• Exercise instructions:
Find each line with the string "livelli" and report it.

• Records to use:
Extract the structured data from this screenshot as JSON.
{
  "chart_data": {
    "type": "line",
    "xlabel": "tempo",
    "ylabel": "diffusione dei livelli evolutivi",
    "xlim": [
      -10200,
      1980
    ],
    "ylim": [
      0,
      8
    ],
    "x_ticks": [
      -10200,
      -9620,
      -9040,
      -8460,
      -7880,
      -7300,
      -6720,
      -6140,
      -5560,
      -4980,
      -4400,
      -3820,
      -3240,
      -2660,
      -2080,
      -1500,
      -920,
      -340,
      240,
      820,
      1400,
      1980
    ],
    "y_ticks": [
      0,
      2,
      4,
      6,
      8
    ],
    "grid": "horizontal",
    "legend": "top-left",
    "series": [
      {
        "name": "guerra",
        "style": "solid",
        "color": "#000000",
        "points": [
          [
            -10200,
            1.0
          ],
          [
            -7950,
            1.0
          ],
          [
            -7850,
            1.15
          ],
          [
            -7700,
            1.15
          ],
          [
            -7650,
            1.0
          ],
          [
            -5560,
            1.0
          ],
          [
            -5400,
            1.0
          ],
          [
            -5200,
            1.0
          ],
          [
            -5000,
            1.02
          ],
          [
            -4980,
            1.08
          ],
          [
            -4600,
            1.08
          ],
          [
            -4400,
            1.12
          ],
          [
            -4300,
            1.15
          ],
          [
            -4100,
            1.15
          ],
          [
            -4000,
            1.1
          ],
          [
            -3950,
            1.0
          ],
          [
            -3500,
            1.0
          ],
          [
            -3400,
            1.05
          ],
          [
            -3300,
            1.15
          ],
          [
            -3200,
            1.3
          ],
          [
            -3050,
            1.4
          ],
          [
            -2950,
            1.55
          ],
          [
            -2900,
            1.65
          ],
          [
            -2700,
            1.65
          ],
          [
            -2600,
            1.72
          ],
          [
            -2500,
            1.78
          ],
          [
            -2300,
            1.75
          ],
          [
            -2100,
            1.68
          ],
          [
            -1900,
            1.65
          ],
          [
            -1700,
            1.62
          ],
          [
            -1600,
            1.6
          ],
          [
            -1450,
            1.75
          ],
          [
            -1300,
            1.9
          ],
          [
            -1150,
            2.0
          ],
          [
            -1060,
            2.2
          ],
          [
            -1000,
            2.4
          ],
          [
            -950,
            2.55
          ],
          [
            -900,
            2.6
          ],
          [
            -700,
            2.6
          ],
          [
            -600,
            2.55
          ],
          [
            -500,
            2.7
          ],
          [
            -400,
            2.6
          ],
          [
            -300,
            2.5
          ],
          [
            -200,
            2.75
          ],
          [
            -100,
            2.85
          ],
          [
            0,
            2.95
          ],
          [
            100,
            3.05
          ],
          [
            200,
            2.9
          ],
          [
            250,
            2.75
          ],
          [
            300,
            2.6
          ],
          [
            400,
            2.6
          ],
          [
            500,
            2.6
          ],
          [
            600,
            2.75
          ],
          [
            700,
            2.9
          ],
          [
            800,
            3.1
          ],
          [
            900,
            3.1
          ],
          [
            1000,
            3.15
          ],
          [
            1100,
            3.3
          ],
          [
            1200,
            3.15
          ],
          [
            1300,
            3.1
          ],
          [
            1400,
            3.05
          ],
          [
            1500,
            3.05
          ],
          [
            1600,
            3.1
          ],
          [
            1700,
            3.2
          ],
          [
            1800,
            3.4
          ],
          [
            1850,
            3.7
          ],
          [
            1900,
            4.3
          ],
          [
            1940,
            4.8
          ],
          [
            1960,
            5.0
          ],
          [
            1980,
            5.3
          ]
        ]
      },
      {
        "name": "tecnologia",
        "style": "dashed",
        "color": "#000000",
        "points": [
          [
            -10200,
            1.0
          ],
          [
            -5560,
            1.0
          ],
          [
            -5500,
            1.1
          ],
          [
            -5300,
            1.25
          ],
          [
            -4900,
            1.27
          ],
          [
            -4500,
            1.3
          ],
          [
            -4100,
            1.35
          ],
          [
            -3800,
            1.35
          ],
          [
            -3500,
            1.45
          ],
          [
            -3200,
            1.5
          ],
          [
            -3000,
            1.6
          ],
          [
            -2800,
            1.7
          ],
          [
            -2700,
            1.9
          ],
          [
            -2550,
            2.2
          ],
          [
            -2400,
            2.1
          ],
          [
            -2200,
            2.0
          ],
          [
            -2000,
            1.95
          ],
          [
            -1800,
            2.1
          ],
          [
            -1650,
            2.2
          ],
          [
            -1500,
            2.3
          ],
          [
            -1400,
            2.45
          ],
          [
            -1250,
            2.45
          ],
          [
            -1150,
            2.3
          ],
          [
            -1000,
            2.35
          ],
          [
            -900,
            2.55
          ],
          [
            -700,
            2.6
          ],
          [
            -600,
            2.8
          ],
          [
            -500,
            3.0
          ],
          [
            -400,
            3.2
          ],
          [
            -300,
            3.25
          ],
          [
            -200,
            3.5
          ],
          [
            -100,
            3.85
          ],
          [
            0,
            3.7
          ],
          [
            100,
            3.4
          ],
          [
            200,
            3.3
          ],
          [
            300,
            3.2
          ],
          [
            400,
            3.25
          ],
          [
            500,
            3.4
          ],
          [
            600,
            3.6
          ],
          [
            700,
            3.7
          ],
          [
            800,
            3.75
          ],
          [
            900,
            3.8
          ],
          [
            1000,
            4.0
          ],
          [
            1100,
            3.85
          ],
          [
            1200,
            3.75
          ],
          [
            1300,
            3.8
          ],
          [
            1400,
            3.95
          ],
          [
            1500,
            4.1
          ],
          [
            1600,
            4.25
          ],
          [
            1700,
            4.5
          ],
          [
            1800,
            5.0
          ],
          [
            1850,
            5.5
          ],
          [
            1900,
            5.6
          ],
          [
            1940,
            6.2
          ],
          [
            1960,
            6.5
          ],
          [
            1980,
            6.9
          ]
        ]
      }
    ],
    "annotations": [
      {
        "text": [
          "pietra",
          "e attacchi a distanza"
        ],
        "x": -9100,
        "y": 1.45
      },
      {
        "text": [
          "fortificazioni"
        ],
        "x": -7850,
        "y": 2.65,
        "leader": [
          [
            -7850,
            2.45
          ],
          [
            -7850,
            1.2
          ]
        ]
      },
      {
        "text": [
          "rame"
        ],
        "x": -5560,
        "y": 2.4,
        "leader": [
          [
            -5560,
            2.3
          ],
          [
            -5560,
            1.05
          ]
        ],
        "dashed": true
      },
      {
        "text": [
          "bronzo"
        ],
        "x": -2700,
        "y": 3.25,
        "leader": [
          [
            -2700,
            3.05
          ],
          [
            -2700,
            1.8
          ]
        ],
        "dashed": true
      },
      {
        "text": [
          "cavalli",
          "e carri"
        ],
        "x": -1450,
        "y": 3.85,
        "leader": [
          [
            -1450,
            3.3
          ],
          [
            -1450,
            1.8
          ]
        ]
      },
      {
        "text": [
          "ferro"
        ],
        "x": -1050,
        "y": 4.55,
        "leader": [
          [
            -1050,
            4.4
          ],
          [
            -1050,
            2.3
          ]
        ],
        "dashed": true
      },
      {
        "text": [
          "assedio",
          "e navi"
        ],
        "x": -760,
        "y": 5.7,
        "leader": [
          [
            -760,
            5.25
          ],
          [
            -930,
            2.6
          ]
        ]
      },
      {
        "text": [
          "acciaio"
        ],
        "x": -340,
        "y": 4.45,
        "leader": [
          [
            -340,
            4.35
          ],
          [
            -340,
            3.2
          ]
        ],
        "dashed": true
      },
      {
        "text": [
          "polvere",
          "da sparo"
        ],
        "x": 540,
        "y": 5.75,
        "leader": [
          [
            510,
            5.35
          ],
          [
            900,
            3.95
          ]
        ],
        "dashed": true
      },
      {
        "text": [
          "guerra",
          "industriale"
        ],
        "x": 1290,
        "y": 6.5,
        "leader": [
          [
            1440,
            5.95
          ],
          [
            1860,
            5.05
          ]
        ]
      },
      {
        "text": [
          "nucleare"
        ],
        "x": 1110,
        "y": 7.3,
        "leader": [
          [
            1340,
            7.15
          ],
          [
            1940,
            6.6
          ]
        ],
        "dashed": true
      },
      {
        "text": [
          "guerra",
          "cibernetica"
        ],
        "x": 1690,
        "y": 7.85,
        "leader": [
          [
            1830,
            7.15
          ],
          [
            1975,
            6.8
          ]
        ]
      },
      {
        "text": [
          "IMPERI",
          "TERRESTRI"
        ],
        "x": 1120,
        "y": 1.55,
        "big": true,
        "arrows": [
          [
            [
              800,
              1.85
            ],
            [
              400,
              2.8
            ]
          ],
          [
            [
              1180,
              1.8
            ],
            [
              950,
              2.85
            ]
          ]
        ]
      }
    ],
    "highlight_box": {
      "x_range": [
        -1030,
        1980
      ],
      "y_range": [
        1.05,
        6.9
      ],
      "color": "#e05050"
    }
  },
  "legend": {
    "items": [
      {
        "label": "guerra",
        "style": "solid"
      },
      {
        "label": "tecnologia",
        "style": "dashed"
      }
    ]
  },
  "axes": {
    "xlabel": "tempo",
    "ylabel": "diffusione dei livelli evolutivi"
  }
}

• Response:
    "ylabel": "diffusione dei livelli evolutivi",
    "ylabel": "diffusione dei livelli evolutivi"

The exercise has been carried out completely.